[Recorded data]
::::
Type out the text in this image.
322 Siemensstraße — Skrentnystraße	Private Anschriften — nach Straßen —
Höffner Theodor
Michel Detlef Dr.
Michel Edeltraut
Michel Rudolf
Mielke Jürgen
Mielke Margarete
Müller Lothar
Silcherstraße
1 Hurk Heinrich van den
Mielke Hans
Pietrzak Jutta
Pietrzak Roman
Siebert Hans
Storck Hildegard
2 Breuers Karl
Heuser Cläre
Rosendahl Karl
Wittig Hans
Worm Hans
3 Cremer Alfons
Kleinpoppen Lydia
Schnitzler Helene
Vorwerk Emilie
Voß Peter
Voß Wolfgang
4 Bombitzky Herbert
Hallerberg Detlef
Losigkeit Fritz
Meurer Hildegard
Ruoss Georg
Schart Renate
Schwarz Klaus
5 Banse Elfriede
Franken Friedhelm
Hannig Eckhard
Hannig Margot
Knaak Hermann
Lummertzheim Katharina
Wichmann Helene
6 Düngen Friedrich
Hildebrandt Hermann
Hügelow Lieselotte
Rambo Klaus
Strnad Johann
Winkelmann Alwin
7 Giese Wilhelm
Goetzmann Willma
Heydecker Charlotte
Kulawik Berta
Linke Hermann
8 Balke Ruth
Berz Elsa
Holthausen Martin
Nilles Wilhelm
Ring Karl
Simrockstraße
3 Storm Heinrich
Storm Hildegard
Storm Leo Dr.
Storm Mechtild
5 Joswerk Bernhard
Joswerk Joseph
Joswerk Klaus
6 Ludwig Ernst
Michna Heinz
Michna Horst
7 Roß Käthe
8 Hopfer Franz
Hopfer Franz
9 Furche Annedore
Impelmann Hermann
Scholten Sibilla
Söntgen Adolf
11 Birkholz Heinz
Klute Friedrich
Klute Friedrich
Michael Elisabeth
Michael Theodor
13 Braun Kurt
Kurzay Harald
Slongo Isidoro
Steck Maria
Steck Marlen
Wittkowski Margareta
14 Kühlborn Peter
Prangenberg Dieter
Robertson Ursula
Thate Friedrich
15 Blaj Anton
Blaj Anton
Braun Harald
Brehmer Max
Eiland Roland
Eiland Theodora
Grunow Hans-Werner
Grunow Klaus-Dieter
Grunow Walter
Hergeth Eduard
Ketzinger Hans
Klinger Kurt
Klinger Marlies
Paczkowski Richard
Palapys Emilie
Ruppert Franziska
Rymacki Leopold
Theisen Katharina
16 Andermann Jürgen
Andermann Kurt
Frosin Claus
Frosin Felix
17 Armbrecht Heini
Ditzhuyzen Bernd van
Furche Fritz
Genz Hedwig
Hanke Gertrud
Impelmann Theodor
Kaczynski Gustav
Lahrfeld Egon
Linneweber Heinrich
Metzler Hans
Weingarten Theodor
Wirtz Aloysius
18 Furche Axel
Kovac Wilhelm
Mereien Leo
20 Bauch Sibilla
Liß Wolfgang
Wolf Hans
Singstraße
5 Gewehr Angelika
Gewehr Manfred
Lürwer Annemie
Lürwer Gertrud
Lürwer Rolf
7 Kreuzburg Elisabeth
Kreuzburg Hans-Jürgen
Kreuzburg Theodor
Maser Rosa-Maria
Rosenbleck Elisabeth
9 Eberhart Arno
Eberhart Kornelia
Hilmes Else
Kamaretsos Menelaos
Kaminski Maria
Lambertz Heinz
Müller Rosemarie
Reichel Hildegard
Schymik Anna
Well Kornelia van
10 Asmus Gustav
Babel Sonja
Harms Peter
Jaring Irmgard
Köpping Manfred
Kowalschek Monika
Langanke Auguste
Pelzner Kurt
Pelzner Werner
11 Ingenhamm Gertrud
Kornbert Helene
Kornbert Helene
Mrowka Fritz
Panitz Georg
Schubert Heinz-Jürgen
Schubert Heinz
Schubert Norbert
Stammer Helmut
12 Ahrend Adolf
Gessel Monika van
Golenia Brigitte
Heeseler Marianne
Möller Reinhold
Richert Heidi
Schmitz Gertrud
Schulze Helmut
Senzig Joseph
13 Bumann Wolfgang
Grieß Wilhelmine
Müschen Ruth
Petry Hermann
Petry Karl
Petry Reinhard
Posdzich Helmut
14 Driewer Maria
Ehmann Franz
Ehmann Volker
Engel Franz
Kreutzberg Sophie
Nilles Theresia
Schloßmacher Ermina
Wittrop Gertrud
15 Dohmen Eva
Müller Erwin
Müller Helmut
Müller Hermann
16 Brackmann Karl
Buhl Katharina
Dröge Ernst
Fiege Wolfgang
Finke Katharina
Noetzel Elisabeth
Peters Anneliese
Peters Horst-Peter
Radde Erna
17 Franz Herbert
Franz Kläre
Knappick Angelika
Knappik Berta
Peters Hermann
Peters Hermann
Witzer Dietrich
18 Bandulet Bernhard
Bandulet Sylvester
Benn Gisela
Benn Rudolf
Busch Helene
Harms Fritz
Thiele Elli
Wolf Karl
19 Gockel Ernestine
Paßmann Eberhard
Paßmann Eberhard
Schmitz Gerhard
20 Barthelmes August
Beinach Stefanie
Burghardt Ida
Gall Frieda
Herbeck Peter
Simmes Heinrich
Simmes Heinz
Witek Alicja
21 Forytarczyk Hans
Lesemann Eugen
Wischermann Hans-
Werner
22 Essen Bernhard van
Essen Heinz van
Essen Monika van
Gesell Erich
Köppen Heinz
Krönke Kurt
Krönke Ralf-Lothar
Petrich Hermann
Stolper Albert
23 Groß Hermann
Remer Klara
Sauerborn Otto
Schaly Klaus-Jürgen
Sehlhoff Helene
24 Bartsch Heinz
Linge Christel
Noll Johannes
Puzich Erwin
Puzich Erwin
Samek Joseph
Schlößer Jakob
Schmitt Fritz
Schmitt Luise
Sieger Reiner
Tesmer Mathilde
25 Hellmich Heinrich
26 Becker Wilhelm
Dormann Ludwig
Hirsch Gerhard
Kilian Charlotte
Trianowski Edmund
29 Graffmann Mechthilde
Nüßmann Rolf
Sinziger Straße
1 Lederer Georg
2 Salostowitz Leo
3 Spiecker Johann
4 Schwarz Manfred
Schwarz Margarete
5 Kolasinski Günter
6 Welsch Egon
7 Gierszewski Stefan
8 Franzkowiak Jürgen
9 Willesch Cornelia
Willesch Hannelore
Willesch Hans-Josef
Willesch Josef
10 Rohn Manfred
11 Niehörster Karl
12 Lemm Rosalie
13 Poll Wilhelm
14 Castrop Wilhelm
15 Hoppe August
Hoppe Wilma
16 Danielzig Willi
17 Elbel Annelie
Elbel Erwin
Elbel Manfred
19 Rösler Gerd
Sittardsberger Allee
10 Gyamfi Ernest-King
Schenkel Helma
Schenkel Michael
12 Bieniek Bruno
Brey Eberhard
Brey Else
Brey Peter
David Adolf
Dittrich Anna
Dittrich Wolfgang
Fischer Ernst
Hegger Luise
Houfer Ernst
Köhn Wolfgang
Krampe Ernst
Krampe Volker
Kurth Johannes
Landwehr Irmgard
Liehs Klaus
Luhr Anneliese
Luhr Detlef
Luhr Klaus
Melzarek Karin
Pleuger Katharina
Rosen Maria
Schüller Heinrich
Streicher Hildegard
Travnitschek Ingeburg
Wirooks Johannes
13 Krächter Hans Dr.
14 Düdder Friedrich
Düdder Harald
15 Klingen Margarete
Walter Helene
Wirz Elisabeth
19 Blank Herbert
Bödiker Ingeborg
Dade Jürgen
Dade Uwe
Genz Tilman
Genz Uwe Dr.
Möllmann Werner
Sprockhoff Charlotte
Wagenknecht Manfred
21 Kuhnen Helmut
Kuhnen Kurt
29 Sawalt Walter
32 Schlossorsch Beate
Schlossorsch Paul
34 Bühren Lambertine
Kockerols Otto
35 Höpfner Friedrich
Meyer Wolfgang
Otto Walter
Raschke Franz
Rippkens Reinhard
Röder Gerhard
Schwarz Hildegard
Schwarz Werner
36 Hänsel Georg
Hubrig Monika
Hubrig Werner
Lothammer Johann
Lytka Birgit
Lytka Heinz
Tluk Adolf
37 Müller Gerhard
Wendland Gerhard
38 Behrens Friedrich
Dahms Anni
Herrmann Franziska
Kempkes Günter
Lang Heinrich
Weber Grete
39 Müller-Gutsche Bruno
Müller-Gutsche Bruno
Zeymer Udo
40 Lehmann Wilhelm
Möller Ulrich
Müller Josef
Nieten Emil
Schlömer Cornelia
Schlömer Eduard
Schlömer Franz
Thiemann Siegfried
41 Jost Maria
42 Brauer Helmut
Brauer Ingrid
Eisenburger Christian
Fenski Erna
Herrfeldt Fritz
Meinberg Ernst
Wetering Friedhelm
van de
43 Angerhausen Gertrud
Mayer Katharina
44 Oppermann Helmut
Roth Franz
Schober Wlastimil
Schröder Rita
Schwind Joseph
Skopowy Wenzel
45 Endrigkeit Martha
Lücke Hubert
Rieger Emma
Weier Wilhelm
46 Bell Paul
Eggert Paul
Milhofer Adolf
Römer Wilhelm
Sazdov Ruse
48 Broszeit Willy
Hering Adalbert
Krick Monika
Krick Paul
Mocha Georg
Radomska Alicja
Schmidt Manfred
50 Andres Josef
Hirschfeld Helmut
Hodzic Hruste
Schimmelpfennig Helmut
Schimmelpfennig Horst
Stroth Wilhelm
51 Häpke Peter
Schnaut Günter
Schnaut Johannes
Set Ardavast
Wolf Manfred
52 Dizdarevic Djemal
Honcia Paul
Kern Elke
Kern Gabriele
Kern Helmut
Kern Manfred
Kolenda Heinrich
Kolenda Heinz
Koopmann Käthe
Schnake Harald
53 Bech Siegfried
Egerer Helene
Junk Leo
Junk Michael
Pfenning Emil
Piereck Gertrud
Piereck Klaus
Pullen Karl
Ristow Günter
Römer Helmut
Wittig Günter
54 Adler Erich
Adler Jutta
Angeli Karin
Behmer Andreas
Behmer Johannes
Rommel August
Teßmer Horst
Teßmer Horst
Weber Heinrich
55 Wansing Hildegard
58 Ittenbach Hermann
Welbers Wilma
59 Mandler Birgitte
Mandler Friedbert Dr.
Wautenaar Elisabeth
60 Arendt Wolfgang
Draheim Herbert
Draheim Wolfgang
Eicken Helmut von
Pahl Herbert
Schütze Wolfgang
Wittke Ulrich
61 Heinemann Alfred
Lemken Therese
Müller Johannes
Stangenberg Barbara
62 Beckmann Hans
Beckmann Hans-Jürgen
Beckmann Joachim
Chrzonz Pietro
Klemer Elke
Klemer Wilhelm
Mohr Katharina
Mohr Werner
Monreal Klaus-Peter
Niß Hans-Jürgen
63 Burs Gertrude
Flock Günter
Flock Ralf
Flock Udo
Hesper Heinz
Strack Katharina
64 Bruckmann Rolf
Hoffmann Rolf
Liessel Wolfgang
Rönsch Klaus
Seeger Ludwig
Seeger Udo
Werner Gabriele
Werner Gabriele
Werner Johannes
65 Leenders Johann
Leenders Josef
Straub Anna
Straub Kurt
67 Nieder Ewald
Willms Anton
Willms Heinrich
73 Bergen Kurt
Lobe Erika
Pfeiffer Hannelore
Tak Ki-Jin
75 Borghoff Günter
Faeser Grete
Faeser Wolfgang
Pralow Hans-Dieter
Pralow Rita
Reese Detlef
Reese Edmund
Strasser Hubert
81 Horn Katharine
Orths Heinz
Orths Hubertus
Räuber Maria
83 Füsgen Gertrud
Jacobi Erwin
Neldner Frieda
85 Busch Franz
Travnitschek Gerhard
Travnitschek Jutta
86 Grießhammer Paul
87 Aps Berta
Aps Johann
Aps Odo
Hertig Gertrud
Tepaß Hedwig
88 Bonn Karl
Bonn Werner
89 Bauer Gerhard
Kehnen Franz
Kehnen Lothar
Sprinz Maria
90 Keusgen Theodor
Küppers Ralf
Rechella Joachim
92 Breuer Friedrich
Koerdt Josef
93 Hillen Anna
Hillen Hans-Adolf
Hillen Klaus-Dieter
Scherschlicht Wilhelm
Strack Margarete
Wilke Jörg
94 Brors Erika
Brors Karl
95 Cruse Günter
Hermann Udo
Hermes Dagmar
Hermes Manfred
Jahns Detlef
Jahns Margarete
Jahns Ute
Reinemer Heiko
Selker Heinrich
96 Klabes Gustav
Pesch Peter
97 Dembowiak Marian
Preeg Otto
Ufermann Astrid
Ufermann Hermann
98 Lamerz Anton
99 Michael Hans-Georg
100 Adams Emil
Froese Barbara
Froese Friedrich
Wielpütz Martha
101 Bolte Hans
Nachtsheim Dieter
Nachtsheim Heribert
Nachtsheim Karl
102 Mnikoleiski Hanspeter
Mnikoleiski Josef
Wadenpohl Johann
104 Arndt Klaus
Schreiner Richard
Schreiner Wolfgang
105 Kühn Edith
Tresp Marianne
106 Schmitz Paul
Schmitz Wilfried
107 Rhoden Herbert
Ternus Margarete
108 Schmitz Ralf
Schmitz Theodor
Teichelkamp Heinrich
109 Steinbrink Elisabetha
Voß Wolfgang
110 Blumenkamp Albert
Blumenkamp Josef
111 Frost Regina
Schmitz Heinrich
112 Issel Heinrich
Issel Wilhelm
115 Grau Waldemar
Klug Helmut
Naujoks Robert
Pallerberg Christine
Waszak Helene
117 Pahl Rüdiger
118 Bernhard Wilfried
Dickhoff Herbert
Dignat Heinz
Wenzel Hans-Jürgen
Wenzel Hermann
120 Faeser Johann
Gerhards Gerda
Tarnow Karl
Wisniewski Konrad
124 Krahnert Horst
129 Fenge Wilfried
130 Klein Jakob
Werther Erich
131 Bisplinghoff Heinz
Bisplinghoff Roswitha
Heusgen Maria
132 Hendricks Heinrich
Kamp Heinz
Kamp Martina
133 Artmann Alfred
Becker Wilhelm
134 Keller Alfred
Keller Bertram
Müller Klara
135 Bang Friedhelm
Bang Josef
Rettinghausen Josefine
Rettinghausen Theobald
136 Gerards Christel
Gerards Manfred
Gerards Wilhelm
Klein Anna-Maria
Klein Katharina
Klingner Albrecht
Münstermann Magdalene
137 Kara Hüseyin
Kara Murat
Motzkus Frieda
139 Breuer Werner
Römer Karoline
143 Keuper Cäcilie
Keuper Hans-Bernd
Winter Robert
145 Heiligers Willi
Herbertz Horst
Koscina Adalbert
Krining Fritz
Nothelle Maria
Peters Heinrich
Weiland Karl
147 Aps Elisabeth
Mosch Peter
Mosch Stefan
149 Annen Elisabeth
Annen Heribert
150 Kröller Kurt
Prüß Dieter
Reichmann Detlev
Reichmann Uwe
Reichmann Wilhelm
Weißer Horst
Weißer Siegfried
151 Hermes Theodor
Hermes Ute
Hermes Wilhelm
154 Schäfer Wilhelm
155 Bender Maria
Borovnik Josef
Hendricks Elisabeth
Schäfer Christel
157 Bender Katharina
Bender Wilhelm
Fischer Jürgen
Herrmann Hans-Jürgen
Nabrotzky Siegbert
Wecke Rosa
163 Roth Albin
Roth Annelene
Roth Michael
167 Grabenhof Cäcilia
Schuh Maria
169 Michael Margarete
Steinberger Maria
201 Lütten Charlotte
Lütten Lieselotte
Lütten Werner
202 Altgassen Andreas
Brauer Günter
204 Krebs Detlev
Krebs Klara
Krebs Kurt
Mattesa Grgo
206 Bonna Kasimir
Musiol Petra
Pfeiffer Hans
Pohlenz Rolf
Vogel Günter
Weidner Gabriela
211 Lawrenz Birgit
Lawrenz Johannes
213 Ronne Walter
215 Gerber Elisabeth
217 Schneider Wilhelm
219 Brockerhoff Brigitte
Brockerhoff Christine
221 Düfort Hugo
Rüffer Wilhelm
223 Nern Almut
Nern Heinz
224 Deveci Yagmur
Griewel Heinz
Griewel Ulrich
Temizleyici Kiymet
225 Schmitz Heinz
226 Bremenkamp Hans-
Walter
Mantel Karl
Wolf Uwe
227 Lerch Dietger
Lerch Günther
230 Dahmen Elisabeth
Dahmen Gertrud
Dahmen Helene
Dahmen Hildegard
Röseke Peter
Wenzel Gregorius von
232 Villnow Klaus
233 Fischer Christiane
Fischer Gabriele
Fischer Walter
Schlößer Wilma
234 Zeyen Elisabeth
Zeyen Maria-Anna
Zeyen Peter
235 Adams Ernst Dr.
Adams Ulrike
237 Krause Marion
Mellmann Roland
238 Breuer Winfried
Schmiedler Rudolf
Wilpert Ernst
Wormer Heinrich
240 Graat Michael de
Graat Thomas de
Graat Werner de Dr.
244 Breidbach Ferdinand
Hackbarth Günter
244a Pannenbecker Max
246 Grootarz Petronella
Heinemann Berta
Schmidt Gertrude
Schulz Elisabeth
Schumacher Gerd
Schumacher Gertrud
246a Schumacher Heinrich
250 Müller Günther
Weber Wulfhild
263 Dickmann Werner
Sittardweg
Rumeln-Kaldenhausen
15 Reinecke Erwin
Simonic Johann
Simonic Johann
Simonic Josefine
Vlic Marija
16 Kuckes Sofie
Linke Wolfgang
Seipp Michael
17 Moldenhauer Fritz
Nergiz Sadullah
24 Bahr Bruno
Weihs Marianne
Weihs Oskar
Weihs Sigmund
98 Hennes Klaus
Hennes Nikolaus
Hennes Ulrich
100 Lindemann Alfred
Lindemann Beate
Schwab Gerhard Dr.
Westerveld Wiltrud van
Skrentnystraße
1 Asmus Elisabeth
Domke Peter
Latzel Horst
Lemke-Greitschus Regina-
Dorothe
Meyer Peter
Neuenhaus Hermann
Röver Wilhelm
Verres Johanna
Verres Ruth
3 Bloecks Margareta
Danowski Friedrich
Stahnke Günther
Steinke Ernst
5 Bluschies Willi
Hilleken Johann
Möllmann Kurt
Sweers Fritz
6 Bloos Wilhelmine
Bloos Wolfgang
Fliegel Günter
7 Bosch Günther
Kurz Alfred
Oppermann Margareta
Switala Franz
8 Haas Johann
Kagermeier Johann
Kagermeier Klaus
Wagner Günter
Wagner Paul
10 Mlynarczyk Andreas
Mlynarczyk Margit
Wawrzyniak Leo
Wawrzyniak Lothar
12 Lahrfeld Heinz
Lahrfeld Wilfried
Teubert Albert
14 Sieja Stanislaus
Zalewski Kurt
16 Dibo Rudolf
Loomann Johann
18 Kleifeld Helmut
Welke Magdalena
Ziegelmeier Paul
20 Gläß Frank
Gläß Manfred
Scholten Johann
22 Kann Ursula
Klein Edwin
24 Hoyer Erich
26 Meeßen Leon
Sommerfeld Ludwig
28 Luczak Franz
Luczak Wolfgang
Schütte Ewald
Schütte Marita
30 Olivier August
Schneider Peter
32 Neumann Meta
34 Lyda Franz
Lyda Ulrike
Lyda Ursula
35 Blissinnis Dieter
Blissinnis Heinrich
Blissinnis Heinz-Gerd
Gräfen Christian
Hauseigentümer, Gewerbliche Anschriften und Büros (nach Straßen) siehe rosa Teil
::::
* TASK DETAILS *
Show, from the material above, each line that includes the string "Richard".

* RESULT FOR THIS TASK *
Paczkowski Richard
Schreiner Richard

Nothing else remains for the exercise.